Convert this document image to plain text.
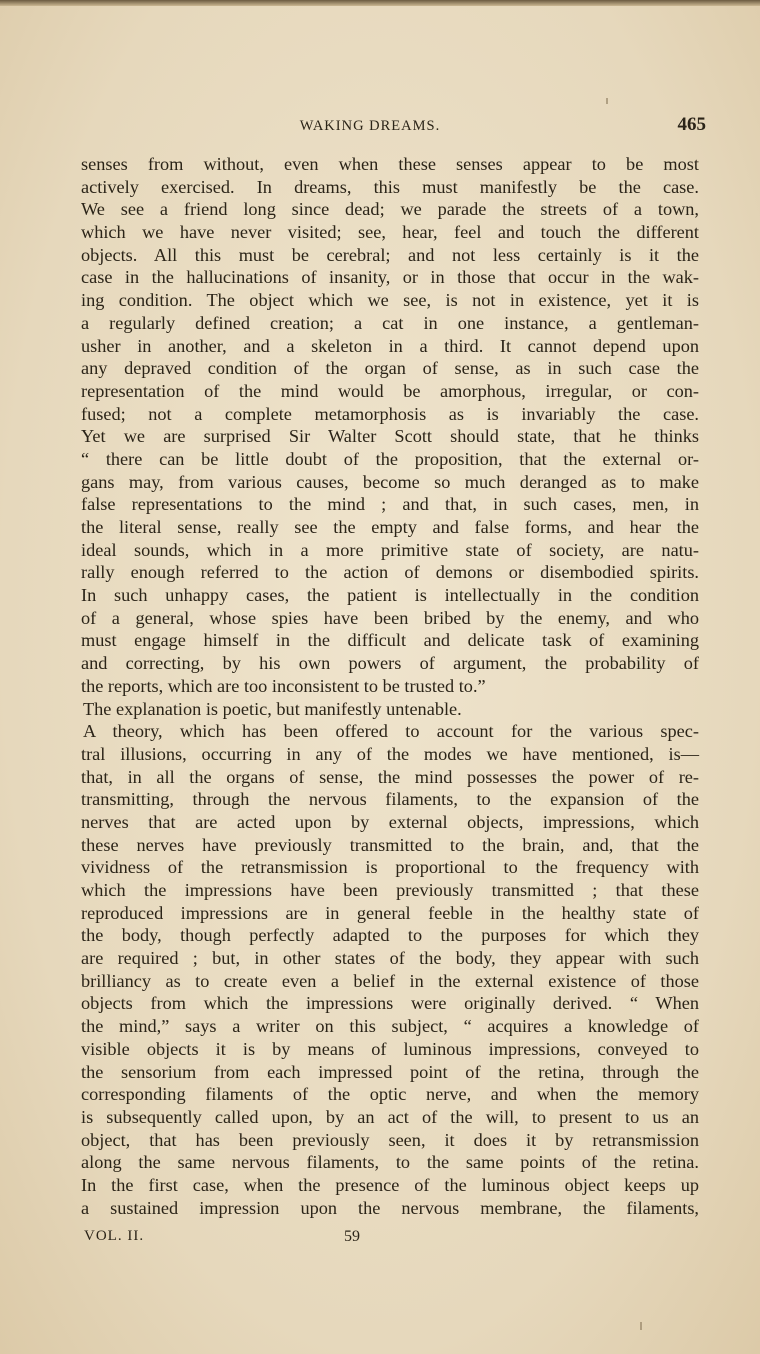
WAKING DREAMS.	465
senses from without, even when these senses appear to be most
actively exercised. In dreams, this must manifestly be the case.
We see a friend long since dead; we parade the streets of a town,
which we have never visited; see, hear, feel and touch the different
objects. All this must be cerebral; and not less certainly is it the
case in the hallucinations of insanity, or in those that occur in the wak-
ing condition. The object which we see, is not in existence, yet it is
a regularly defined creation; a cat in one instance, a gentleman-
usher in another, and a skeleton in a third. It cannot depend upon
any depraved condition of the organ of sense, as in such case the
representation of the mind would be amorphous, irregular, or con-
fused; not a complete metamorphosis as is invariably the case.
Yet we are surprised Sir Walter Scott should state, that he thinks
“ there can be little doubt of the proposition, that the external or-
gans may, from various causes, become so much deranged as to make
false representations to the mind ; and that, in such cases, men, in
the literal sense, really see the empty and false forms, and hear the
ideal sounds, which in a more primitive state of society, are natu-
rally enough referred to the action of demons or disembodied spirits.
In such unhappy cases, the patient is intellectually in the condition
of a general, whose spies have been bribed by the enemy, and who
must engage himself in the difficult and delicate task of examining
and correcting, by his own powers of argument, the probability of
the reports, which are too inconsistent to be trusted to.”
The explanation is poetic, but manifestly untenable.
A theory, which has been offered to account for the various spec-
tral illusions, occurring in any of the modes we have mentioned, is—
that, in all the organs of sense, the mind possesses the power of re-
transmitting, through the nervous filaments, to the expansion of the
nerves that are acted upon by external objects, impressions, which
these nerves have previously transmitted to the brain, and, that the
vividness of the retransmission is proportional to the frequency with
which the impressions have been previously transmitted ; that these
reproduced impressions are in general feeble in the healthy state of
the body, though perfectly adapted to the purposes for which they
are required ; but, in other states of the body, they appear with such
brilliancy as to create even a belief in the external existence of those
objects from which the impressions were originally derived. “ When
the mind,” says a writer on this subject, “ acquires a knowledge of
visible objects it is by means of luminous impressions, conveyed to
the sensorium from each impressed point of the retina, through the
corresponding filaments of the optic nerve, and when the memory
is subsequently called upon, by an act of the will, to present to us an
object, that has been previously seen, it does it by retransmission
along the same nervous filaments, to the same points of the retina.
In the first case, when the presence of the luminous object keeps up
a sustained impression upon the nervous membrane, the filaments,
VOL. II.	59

════════════════════

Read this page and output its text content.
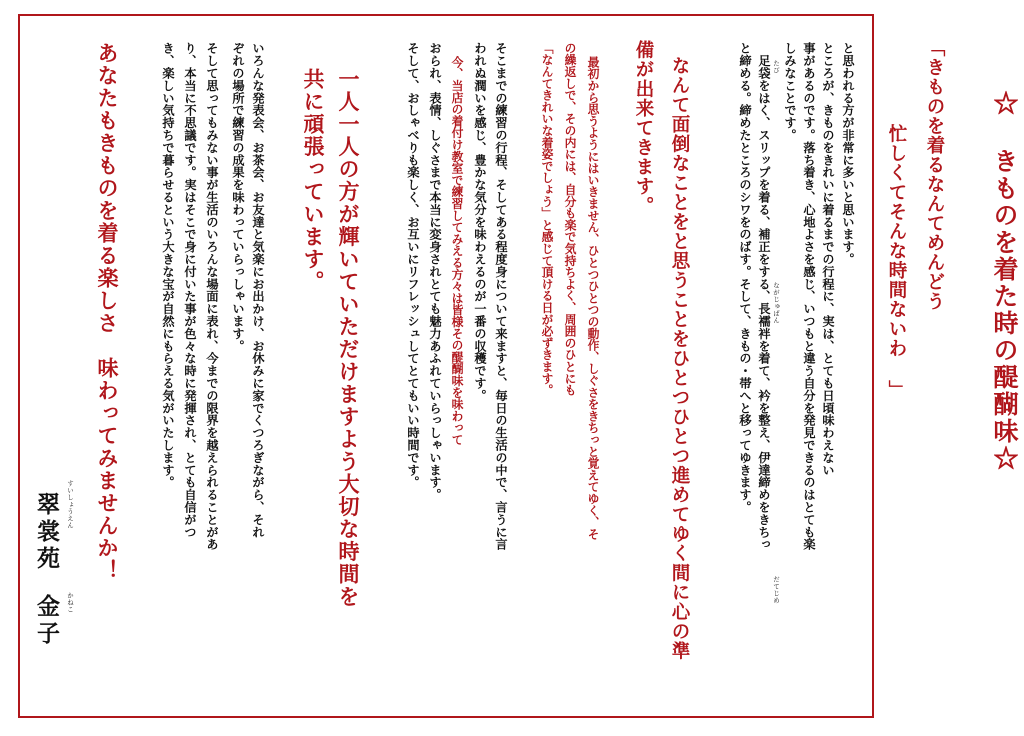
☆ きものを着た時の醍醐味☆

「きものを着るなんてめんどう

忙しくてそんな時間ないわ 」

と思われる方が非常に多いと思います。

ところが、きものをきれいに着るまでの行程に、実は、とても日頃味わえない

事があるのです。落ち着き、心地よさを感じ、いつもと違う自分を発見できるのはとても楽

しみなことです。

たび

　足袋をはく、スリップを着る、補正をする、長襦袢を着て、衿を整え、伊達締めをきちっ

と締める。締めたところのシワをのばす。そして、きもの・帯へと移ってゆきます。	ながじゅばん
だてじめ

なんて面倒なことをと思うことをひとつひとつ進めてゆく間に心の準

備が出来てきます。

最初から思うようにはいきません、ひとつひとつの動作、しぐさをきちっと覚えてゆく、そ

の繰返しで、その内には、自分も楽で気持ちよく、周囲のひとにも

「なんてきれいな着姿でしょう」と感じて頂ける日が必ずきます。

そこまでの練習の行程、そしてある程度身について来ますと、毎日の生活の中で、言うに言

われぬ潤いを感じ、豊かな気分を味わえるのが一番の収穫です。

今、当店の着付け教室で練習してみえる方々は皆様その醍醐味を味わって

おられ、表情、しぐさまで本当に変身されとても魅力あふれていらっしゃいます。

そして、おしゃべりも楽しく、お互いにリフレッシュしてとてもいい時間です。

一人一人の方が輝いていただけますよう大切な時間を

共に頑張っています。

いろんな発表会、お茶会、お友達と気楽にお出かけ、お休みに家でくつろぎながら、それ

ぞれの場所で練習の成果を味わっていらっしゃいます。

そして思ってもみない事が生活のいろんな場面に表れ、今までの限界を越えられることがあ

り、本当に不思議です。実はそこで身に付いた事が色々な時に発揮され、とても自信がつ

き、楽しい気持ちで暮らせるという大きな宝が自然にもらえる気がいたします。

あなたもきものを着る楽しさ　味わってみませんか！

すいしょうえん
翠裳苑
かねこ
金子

════════════════════

■ Given task: Count the lines above that contain the word "nerves", and reply with only that number.

■ Problem solution: 2